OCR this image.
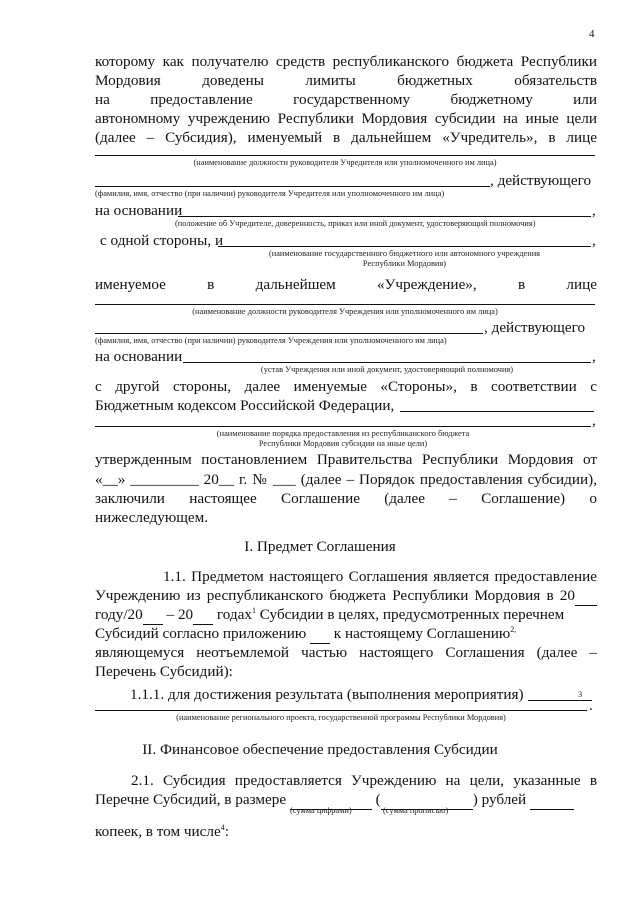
4
которому как получателю средств республиканского бюджета Республики
Мордовия доведены лимиты бюджетных обязательств
на предоставление государственному бюджетному или
автономному учреждению Республики Мордовия субсидии на иные цели
(далее – Субсидия), именуемый в дальнейшем «Учредитель», в лице
(наименование должности руководителя Учредителя или уполномоченного им лица)
, действующего
(фамилия, имя, отчество (при наличии) руководителя Учредителя или уполномоченного им лица)
на основании	,
(положение об Учредителе, доверенность, приказ или иной документ, удостоверяющий полномочия)
с одной стороны, и	,
(наименование государственного бюджетного или автономного учреждения
Республики Мордовия)
именуемое в дальнейшем «Учреждение», в лице
(наименование должности руководителя Учреждения или уполномоченного им лица)
, действующего
(фамилия, имя, отчество (при наличии) руководителя Учреждения или уполномоченного им лица)
на основании	,
(устав Учреждения или иной документ, удостоверяющий полномочия)
с другой стороны, далее именуемые «Стороны», в соответствии с
Бюджетным кодексом Российской Федерации,
,
(наименование порядка предоставления из республиканского бюджета
Республики Мордовия субсидии на иные цели)
утвержденным постановлением Правительства Республики Мордовия от
«__» _________ 20__ г. № ___ (далее – Порядок предоставления субсидии),
заключили настоящее Соглашение (далее – Соглашение) о
нижеследующем.
I. Предмет Соглашения
1.1. Предметом настоящего Соглашения является предоставление
Учреждению из республиканского бюджета Республики Мордовия в 20
году/20 – 20 годах$^1$ Субсидии в целях, предусмотренных перечнем
Субсидий согласно приложению к настоящему Соглашению$^{2,}$
являющемуся неотъемлемой частью настоящего Соглашения (далее –
Перечень Субсидий):
1.1.1. для достижения результата (выполнения мероприятия)	3
.
(наименование регионального проекта, государственной программы Республики Мордовия)
II. Финансовое обеспечение предоставления Субсидии
2.1. Субсидия предоставляется Учреждению на цели, указанные в
Перечне Субсидий, в размере	(	) рублей
(сумма цифрами)	(сумма прописью)
копеек, в том числе$^4$:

**Task objective:**
All the material shown above is to be copied exactly, with no pictures carried over.

**Answer in full:**
OCR this image.
4
которому как получателю средств республиканского бюджета Республики
Мордовия доведены лимиты бюджетных обязательств
на предоставление государственному бюджетному или
автономному учреждению Республики Мордовия субсидии на иные цели
(далее – Субсидия), именуемый в дальнейшем «Учредитель», в лице
(наименование должности руководителя Учредителя или уполномоченного им лица)
, действующего
(фамилия, имя, отчество (при наличии) руководителя Учредителя или уполномоченного им лица)
на основании	,
(положение об Учредителе, доверенность, приказ или иной документ, удостоверяющий полномочия)
с одной стороны, и	,
(наименование государственного бюджетного или автономного учреждения
Республики Мордовия)
именуемое в дальнейшем «Учреждение», в лице
(наименование должности руководителя Учреждения или уполномоченного им лица)
, действующего
(фамилия, имя, отчество (при наличии) руководителя Учреждения или уполномоченного им лица)
на основании	,
(устав Учреждения или иной документ, удостоверяющий полномочия)
с другой стороны, далее именуемые «Стороны», в соответствии с
Бюджетным кодексом Российской Федерации,
,
(наименование порядка предоставления из республиканского бюджета
Республики Мордовия субсидии на иные цели)
утвержденным постановлением Правительства Республики Мордовия от
«__» _________ 20__ г. № ___ (далее – Порядок предоставления субсидии),
заключили настоящее Соглашение (далее – Соглашение) о
нижеследующем.
I. Предмет Соглашения
1.1. Предметом настоящего Соглашения является предоставление
Учреждению из республиканского бюджета Республики Мордовия в 20
году/20 – 20 годах$^1$ Субсидии в целях, предусмотренных перечнем
Субсидий согласно приложению к настоящему Соглашению$^{2,}$
являющемуся неотъемлемой частью настоящего Соглашения (далее –
Перечень Субсидий):
1.1.1. для достижения результата (выполнения мероприятия)	3
.
(наименование регионального проекта, государственной программы Республики Мордовия)
II. Финансовое обеспечение предоставления Субсидии
2.1. Субсидия предоставляется Учреждению на цели, указанные в
Перечне Субсидий, в размере	(	) рублей
(сумма цифрами)	(сумма прописью)
копеек, в том числе$^4$:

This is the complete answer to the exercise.